→ What the exercise asks
Reproduce the listing below word for word, from its first line up to and including the line with "series-au xyxy=(447,93,711,272)".

Items stored from a collection:
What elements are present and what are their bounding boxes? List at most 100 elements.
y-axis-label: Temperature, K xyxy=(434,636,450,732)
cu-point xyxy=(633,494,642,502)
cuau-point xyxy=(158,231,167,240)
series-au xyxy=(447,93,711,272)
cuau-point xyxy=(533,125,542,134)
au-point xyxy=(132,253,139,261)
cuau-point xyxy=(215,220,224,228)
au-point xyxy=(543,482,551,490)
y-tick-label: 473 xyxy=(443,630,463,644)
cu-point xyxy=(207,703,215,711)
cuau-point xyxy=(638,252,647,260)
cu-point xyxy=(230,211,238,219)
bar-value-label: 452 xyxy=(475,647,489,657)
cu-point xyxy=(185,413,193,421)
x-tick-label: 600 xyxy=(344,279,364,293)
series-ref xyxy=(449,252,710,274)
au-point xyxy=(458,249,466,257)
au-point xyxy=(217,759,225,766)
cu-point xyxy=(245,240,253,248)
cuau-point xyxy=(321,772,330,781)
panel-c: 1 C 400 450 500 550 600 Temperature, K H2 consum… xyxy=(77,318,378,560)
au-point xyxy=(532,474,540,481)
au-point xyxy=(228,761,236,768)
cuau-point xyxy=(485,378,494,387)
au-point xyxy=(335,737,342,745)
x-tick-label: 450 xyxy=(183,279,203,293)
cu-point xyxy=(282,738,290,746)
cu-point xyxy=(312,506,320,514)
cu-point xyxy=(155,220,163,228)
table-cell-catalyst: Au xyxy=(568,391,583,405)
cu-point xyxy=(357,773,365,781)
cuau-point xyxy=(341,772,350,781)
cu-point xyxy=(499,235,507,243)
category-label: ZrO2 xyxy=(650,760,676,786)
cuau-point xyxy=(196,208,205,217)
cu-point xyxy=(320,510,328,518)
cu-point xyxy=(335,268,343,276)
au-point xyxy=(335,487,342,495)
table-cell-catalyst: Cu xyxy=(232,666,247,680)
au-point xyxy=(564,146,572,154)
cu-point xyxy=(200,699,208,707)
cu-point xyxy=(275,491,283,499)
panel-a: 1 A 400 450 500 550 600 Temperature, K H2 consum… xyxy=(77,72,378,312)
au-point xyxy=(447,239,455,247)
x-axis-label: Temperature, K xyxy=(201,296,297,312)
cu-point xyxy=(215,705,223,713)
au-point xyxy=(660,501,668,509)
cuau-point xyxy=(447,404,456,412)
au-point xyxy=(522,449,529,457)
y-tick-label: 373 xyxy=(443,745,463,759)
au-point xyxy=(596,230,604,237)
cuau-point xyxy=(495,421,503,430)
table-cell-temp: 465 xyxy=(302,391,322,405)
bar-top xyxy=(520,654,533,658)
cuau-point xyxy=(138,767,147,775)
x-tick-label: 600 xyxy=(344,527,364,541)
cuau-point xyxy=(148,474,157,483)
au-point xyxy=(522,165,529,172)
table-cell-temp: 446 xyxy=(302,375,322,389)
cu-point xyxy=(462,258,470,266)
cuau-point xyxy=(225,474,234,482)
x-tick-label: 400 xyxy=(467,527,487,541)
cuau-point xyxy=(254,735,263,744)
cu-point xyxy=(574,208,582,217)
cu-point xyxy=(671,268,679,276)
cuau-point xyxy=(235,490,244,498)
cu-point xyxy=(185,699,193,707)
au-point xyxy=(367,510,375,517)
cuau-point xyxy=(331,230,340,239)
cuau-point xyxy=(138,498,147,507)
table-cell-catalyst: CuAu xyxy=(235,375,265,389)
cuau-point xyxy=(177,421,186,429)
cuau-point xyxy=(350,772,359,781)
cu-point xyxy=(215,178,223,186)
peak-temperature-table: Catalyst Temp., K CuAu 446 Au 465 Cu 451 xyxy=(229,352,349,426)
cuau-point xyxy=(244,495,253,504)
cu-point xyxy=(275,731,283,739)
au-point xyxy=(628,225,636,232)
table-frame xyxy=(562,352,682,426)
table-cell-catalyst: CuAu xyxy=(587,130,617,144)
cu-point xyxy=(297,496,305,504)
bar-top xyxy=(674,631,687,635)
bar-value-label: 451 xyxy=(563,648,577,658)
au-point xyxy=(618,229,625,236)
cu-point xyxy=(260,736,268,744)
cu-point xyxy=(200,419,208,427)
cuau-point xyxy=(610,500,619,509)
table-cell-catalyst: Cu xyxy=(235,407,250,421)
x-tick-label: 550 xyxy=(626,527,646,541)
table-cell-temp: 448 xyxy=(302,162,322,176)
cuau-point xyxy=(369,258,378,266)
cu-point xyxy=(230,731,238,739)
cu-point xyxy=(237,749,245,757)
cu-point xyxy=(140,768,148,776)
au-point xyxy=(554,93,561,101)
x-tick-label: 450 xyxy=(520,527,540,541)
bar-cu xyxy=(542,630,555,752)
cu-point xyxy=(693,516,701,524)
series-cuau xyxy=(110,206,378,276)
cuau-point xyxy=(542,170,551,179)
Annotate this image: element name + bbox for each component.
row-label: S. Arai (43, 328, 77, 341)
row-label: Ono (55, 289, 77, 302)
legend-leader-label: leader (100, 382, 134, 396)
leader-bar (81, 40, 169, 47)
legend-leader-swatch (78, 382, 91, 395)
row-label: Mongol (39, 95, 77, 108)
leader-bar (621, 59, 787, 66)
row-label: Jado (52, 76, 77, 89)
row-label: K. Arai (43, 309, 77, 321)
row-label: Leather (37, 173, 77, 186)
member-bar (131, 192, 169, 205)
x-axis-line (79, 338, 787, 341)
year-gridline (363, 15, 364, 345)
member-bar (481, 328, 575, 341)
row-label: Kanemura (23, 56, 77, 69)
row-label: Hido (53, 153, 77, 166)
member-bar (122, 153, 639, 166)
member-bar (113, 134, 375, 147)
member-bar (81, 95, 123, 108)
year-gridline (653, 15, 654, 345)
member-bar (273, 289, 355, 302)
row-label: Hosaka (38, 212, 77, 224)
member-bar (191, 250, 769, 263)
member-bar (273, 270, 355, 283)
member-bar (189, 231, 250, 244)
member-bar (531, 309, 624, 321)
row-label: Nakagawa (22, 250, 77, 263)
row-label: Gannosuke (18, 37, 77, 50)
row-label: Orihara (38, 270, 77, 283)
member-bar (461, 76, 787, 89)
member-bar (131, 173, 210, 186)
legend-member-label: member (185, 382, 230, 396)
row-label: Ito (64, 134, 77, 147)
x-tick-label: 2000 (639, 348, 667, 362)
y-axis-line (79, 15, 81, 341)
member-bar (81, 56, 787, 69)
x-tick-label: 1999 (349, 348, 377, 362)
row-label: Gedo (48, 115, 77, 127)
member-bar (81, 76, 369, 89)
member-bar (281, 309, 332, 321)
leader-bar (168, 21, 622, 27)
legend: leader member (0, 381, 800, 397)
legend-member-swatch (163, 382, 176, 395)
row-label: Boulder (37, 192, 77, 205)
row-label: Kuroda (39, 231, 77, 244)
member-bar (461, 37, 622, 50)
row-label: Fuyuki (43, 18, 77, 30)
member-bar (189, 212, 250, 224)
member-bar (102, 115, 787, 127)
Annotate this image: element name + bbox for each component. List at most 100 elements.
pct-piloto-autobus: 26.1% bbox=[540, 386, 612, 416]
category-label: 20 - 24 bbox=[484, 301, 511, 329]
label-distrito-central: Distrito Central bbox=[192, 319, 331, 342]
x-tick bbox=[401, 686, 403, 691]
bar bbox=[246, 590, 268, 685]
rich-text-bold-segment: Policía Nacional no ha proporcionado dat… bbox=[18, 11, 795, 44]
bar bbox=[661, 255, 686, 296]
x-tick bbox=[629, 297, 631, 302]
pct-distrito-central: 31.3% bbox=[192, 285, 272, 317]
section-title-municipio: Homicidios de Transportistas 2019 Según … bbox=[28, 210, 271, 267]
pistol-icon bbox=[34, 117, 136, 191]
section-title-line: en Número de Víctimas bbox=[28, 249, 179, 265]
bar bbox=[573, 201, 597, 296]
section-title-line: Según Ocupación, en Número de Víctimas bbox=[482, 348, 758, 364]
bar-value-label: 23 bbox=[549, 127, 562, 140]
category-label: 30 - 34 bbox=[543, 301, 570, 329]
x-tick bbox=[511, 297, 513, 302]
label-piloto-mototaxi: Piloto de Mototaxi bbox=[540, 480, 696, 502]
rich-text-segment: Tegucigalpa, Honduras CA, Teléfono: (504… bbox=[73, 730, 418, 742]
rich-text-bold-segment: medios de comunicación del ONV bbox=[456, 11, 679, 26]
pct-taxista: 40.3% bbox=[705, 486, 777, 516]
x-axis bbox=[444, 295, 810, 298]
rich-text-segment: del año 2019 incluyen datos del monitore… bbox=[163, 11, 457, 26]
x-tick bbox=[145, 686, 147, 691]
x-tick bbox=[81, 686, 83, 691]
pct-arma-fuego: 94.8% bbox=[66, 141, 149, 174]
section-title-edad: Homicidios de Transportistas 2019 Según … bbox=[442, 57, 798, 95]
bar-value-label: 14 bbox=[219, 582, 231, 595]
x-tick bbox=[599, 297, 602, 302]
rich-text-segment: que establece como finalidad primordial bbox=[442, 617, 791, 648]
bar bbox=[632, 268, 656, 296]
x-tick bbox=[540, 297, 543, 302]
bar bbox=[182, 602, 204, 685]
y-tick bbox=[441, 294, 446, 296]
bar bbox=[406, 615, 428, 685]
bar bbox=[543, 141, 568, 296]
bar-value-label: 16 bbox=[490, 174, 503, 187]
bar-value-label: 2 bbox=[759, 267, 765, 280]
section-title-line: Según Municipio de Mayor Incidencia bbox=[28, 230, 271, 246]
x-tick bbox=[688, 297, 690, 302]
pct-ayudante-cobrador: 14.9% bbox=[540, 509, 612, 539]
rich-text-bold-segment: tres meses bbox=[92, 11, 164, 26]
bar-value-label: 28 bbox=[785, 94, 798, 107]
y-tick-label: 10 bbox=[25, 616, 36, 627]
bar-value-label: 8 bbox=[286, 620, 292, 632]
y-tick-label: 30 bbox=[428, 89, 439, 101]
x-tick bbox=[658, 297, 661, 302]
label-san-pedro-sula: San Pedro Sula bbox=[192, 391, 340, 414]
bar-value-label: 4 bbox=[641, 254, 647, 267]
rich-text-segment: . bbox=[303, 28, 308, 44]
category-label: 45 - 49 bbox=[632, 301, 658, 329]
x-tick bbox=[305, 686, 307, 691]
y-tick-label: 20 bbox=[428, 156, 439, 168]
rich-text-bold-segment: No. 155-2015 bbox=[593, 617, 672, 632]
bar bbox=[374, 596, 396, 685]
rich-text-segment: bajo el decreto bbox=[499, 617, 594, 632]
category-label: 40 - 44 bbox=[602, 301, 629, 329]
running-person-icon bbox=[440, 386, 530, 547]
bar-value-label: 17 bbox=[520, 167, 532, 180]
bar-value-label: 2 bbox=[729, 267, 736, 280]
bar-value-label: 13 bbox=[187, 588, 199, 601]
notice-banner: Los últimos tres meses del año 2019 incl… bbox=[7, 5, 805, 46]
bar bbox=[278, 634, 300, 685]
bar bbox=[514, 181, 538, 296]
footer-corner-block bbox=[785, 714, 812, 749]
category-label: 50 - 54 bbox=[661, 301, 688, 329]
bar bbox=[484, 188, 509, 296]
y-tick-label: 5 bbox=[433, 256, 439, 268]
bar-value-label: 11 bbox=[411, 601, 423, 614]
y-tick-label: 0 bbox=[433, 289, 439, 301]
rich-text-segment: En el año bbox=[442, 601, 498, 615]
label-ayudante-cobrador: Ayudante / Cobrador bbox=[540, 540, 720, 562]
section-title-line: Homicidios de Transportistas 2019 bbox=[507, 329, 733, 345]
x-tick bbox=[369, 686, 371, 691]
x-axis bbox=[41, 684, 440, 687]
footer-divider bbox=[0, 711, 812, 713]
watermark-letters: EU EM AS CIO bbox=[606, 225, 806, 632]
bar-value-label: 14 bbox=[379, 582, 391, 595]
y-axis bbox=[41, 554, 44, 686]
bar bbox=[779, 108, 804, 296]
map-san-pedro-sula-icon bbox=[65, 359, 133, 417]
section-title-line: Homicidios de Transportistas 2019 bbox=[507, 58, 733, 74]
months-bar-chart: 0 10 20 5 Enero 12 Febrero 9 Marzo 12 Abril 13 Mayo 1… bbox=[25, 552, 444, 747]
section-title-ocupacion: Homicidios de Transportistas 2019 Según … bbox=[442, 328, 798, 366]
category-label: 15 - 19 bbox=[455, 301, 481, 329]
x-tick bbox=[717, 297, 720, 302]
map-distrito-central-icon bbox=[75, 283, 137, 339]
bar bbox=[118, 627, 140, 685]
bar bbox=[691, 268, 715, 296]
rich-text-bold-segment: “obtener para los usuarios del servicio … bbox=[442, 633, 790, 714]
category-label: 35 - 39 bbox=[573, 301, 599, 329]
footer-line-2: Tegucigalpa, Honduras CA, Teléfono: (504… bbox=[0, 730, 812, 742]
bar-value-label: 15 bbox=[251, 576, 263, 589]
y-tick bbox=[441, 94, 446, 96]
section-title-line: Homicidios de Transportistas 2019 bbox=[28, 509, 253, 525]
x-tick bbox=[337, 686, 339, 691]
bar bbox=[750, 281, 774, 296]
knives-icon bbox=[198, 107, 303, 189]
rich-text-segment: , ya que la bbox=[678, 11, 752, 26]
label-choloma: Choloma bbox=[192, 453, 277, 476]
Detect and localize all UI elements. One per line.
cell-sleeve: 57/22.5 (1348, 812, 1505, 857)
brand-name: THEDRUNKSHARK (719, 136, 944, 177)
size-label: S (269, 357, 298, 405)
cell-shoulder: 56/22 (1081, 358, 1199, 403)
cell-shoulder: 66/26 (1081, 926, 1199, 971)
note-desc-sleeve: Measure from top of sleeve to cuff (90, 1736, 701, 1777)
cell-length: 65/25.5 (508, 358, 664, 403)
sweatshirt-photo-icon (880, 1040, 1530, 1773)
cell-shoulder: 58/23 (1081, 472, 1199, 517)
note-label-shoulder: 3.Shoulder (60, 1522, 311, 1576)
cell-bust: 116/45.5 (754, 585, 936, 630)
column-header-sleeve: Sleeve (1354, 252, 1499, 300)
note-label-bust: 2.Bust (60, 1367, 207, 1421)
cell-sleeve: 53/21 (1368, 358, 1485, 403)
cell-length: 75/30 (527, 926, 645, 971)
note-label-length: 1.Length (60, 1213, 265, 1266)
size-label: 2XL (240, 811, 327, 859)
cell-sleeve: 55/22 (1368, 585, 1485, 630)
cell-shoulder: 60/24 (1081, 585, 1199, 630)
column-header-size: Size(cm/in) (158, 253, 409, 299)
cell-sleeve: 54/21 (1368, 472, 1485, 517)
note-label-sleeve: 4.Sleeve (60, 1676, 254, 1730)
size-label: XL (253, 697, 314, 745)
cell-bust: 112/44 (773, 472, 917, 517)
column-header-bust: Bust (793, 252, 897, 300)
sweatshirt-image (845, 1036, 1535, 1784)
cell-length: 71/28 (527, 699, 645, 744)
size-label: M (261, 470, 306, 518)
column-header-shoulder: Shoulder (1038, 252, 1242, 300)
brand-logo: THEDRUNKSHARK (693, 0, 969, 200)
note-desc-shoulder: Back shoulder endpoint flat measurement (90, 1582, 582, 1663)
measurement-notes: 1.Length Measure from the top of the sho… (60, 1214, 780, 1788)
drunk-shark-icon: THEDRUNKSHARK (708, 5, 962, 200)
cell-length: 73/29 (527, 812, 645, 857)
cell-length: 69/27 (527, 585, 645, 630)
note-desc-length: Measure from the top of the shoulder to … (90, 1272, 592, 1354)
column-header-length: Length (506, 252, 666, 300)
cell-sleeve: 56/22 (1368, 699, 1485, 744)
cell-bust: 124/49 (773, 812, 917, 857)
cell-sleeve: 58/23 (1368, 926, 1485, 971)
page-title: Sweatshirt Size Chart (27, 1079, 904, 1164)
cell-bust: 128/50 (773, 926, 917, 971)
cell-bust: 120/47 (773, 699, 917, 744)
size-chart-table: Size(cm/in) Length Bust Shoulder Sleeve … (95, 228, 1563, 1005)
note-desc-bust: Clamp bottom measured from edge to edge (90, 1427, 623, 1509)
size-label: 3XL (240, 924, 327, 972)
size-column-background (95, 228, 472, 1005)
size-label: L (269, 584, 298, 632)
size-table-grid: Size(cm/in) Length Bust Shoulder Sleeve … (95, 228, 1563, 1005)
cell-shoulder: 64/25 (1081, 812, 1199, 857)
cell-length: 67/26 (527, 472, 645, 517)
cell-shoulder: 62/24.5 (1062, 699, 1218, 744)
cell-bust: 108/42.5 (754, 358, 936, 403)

→ The result
What elements are present and what are their bounding boxes? List at most 100 elements.
y-axis-label: Temperature, K xyxy=(434,636,450,732)
cu-point xyxy=(633,494,642,502)
cuau-point xyxy=(158,231,167,240)
series-au xyxy=(447,93,711,272)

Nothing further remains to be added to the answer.